What you are asked to do: Copy each line of the records that contains the word "style".

Entries:
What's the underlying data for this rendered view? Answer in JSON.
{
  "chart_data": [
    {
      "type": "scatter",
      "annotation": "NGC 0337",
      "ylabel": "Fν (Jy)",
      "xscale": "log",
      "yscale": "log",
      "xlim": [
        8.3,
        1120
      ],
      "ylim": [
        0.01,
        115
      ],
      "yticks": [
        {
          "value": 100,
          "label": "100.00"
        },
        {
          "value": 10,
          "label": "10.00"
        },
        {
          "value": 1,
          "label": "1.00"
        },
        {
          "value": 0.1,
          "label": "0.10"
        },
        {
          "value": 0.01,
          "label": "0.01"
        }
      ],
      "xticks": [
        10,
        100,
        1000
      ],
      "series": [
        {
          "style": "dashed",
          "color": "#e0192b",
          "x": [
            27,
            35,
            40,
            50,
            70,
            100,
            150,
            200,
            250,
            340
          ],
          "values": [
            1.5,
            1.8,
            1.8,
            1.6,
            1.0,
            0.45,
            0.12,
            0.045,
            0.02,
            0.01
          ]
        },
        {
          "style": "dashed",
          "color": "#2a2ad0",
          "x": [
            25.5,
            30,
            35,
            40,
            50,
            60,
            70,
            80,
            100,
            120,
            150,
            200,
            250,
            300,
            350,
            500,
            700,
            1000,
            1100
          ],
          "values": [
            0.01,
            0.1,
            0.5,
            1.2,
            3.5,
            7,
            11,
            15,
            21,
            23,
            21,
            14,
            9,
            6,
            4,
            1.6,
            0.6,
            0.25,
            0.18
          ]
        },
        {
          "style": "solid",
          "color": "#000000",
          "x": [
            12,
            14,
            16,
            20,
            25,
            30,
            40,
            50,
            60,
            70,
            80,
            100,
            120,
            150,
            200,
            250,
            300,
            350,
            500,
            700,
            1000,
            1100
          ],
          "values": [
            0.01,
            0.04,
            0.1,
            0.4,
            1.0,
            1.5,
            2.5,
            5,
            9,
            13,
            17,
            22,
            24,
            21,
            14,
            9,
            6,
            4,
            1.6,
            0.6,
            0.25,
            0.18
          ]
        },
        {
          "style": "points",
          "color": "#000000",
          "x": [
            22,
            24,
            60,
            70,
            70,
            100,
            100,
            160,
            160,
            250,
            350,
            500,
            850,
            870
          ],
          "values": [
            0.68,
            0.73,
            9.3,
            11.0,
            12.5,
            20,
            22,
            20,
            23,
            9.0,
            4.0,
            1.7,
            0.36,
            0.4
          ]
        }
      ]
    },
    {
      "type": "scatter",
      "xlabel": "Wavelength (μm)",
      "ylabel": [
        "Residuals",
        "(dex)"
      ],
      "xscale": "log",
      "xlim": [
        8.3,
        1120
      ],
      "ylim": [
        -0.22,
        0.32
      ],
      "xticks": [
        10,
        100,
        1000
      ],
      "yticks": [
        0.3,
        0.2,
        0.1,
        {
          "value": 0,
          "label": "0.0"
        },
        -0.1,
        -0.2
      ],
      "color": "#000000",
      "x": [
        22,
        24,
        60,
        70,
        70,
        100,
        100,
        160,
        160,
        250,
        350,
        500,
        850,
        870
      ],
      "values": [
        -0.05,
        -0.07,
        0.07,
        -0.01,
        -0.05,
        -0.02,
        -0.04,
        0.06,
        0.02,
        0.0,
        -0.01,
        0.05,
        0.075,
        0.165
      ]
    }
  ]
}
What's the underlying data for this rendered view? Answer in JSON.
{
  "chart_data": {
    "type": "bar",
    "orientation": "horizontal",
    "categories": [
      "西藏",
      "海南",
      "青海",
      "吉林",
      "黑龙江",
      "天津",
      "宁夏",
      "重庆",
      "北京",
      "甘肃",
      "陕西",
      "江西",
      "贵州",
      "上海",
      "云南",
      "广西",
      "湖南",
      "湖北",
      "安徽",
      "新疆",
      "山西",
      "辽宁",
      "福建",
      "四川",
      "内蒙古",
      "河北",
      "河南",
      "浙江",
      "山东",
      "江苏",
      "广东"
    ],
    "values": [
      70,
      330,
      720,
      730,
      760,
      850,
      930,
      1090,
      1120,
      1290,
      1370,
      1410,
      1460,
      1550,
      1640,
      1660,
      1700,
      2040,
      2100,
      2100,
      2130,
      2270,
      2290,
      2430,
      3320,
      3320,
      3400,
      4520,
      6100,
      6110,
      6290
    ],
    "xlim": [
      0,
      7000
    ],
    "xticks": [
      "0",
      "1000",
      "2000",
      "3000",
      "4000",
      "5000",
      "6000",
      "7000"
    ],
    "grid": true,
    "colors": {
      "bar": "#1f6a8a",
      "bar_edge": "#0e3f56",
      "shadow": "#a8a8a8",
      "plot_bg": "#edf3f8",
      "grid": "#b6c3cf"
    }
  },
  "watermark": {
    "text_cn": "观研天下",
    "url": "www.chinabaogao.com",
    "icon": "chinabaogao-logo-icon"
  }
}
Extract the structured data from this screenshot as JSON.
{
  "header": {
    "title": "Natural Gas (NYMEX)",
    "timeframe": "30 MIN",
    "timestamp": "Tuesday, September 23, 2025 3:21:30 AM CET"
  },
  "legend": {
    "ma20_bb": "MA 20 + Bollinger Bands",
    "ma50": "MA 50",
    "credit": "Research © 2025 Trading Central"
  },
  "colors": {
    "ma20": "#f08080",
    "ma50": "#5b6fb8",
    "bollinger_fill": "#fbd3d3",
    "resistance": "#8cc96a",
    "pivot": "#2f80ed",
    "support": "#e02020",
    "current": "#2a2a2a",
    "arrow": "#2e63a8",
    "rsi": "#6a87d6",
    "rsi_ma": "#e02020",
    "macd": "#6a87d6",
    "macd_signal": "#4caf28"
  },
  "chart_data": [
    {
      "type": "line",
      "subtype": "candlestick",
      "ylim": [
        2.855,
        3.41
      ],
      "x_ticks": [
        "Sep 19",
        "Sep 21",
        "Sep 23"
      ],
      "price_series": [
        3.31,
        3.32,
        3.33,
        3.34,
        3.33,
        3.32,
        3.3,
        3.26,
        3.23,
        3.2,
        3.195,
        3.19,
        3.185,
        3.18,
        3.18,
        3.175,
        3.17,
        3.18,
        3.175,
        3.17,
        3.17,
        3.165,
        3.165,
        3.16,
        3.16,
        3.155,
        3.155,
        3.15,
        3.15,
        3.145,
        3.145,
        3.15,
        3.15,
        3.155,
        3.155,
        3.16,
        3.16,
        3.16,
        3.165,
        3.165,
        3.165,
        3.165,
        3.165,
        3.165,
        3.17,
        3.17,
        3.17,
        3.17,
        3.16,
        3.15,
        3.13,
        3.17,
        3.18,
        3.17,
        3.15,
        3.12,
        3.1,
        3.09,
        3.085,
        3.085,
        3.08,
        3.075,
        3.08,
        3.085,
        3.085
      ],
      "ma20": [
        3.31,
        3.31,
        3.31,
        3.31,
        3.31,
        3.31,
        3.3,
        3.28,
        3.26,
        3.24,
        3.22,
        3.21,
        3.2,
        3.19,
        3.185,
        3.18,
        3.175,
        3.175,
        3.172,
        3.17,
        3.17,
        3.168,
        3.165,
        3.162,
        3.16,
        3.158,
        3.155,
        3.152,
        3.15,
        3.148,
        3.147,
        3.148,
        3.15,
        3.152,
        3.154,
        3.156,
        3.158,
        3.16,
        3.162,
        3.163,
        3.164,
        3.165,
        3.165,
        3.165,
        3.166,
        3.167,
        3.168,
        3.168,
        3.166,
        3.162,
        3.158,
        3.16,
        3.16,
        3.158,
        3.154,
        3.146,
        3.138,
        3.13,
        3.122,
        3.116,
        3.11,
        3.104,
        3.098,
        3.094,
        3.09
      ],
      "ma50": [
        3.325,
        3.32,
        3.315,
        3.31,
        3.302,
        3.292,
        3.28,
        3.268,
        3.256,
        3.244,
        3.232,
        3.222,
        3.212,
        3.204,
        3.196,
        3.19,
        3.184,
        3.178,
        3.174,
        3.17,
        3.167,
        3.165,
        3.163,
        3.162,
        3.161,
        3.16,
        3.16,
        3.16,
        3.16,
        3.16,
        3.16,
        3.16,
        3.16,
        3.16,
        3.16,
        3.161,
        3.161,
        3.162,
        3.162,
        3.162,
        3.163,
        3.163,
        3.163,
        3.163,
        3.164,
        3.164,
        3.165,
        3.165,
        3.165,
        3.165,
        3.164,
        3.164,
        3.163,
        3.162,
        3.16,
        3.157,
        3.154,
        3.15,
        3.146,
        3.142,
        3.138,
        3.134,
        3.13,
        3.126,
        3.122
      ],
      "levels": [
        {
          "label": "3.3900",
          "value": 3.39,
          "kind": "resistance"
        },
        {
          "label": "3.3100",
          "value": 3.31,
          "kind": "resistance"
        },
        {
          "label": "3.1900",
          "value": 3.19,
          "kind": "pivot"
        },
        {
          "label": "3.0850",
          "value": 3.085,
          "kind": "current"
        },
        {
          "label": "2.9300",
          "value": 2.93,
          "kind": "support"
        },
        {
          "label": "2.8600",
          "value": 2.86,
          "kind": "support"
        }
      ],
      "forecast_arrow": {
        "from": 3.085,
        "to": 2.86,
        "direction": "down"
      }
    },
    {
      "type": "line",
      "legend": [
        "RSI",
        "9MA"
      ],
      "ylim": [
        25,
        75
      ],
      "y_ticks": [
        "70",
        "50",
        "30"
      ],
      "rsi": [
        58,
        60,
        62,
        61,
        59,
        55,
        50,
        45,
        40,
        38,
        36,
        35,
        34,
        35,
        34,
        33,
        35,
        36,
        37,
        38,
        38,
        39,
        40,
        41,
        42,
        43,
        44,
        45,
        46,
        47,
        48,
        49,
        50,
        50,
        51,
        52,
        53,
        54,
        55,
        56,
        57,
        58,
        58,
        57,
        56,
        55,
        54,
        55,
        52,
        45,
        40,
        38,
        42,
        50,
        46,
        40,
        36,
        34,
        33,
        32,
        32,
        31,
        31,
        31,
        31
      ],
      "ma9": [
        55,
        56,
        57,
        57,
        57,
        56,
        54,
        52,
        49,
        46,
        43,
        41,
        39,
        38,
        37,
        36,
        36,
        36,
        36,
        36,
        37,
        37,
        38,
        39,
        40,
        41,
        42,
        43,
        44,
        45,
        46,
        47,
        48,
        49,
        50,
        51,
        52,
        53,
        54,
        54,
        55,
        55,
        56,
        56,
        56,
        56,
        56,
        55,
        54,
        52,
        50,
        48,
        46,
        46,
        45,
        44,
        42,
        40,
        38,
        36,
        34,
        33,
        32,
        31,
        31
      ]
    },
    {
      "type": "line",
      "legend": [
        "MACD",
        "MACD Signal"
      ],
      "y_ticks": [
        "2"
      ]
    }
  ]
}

Solved problem:
          "style": "dashed",
          "style": "dashed",
          "style": "solid",
          "style": "points",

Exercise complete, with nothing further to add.